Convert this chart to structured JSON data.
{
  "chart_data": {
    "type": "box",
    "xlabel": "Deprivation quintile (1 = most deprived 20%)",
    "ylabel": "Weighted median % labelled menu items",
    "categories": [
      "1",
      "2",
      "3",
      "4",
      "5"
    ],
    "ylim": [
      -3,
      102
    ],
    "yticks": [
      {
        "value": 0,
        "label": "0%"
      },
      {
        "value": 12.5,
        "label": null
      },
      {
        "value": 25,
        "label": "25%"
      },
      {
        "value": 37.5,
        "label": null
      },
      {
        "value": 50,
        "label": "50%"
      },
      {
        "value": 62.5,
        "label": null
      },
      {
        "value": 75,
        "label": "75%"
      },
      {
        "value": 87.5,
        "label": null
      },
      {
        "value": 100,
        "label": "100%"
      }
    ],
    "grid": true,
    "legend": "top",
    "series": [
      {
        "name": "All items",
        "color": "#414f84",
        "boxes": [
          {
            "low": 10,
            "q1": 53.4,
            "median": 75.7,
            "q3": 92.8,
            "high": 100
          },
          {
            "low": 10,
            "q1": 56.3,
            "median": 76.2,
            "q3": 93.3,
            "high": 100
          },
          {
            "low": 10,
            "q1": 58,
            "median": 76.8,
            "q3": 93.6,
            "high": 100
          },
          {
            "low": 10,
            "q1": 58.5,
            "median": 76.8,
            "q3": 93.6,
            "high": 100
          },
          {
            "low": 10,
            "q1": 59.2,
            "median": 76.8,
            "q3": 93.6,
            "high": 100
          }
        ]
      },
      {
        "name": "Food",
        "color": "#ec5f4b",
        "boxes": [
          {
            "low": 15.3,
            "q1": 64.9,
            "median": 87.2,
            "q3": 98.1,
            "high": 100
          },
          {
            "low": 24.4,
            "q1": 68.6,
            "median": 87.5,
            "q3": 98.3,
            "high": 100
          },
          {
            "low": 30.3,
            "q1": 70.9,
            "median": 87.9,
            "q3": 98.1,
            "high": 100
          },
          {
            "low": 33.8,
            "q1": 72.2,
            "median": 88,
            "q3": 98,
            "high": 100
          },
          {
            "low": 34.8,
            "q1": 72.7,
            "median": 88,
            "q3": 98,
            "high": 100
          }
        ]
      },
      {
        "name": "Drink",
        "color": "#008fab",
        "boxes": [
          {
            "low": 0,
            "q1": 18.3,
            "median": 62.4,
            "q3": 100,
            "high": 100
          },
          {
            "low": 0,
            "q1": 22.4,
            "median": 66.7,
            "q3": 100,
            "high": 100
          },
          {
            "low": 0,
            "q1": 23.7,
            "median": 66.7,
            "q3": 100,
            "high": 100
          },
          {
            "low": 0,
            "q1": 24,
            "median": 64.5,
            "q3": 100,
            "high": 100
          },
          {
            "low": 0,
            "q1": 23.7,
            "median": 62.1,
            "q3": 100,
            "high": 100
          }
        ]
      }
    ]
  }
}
=====
#### What you need to do:
The whole listing above needs to be written out again exactly.

#### Full response:
Convert this chart to structured JSON data.
{
  "chart_data": {
    "type": "box",
    "xlabel": "Deprivation quintile (1 = most deprived 20%)",
    "ylabel": "Weighted median % labelled menu items",
    "categories": [
      "1",
      "2",
      "3",
      "4",
      "5"
    ],
    "ylim": [
      -3,
      102
    ],
    "yticks": [
      {
        "value": 0,
        "label": "0%"
      },
      {
        "value": 12.5,
        "label": null
      },
      {
        "value": 25,
        "label": "25%"
      },
      {
        "value": 37.5,
        "label": null
      },
      {
        "value": 50,
        "label": "50%"
      },
      {
        "value": 62.5,
        "label": null
      },
      {
        "value": 75,
        "label": "75%"
      },
      {
        "value": 87.5,
        "label": null
      },
      {
        "value": 100,
        "label": "100%"
      }
    ],
    "grid": true,
    "legend": "top",
    "series": [
      {
        "name": "All items",
        "color": "#414f84",
        "boxes": [
          {
            "low": 10,
            "q1": 53.4,
            "median": 75.7,
            "q3": 92.8,
            "high": 100
          },
          {
            "low": 10,
            "q1": 56.3,
            "median": 76.2,
            "q3": 93.3,
            "high": 100
          },
          {
            "low": 10,
            "q1": 58,
            "median": 76.8,
            "q3": 93.6,
            "high": 100
          },
          {
            "low": 10,
            "q1": 58.5,
            "median": 76.8,
            "q3": 93.6,
            "high": 100
          },
          {
            "low": 10,
            "q1": 59.2,
            "median": 76.8,
            "q3": 93.6,
            "high": 100
          }
        ]
      },
      {
        "name": "Food",
        "color": "#ec5f4b",
        "boxes": [
          {
            "low": 15.3,
            "q1": 64.9,
            "median": 87.2,
            "q3": 98.1,
            "high": 100
          },
          {
            "low": 24.4,
            "q1": 68.6,
            "median": 87.5,
            "q3": 98.3,
            "high": 100
          },
          {
            "low": 30.3,
            "q1": 70.9,
            "median": 87.9,
            "q3": 98.1,
            "high": 100
          },
          {
            "low": 33.8,
            "q1": 72.2,
            "median": 88,
            "q3": 98,
            "high": 100
          },
          {
            "low": 34.8,
            "q1": 72.7,
            "median": 88,
            "q3": 98,
            "high": 100
          }
        ]
      },
      {
        "name": "Drink",
        "color": "#008fab",
        "boxes": [
          {
            "low": 0,
            "q1": 18.3,
            "median": 62.4,
            "q3": 100,
            "high": 100
          },
          {
            "low": 0,
            "q1": 22.4,
            "median": 66.7,
            "q3": 100,
            "high": 100
          },
          {
            "low": 0,
            "q1": 23.7,
            "median": 66.7,
            "q3": 100,
            "high": 100
          },
          {
            "low": 0,
            "q1": 24,
            "median": 64.5,
            "q3": 100,
            "high": 100
          },
          {
            "low": 0,
            "q1": 23.7,
            "median": 62.1,
            "q3": 100,
            "high": 100
          }
        ]
      }
    ]
  }
}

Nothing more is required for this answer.